■ GIVEN TASK
Output each entry that follows exactly. Images stay out.

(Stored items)
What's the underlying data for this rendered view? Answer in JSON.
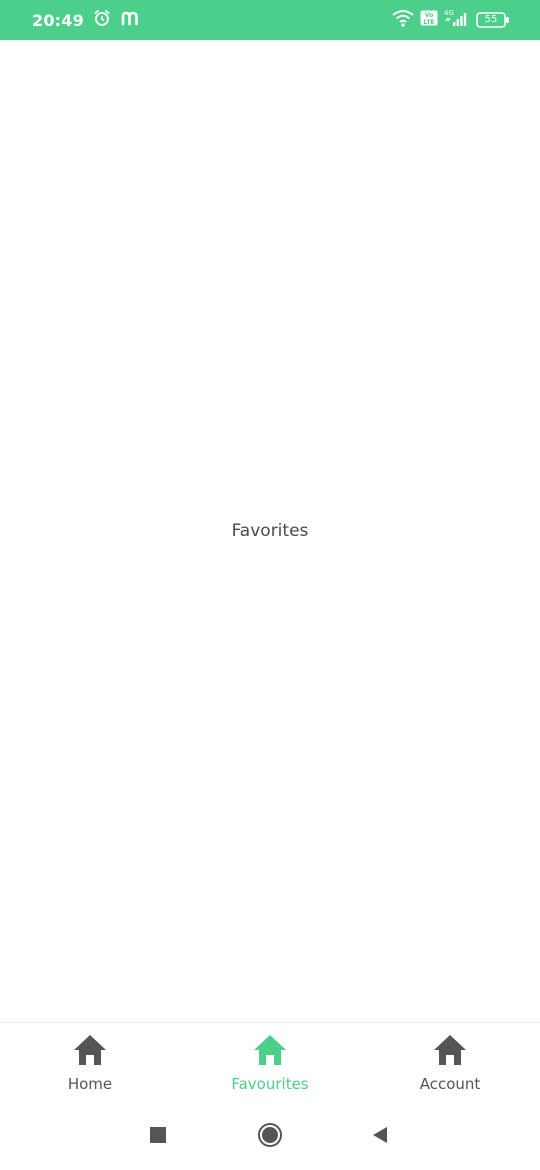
{
  "status_bar": {
    "time": "20:49",
    "battery": "55",
    "network": "4G",
    "volte": "Vo LTE",
    "background_color": "#4bcf8a",
    "icons": [
      "alarm-icon",
      "m-app-icon",
      "wifi-icon",
      "volte-icon",
      "signal-icon",
      "battery-icon"
    ]
  },
  "main": {
    "center_text": "Favorites"
  },
  "bottom_nav": {
    "active_color": "#4bcf8a",
    "inactive_color": "#555555",
    "items": [
      {
        "label": "Home",
        "icon": "home-icon",
        "active": false
      },
      {
        "label": "Favourites",
        "icon": "home-icon",
        "active": true
      },
      {
        "label": "Account",
        "icon": "home-icon",
        "active": false
      }
    ]
  },
  "system_nav": {
    "icons": [
      "recents-square-icon",
      "home-circle-icon",
      "back-triangle-icon"
    ]
  }
}
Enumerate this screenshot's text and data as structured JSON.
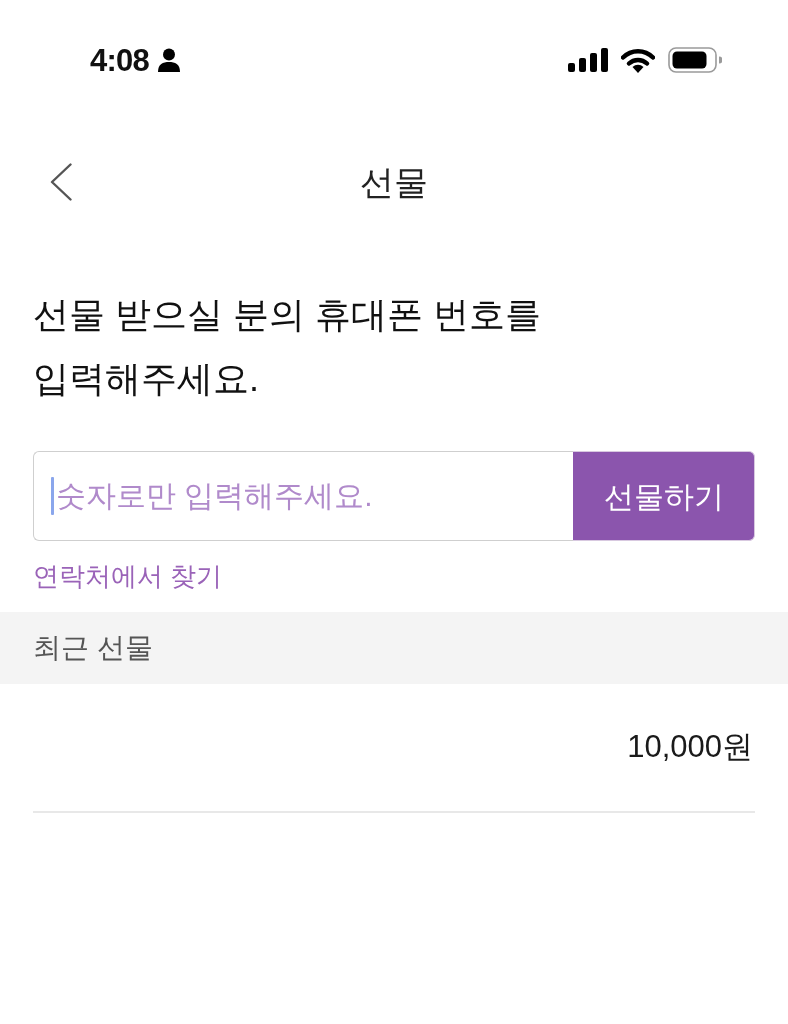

■ OUTPUT
What's the underlying data for this rendered view? Answer in JSON.
{
  "status_bar": {
    "time": "20:49",
    "battery": "55",
    "network": "4G",
    "volte": "Vo LTE",
    "background_color": "#4bcf8a",
    "icons": [
      "alarm-icon",
      "m-app-icon",
      "wifi-icon",
      "volte-icon",
      "signal-icon",
      "battery-icon"
    ]
  },
  "main": {
    "center_text": "Favorites"
  },
  "bottom_nav": {
    "active_color": "#4bcf8a",
    "inactive_color": "#555555",
    "items": [
      {
        "label": "Home",
        "icon": "home-icon",
        "active": false
      },
      {
        "label": "Favourites",
        "icon": "home-icon",
        "active": true
      },
      {
        "label": "Account",
        "icon": "home-icon",
        "active": false
      }
    ]
  },
  "system_nav": {
    "icons": [
      "recents-square-icon",
      "home-circle-icon",
      "back-triangle-icon"
    ]
  }
}
Enumerate this screenshot's text and data as structured JSON.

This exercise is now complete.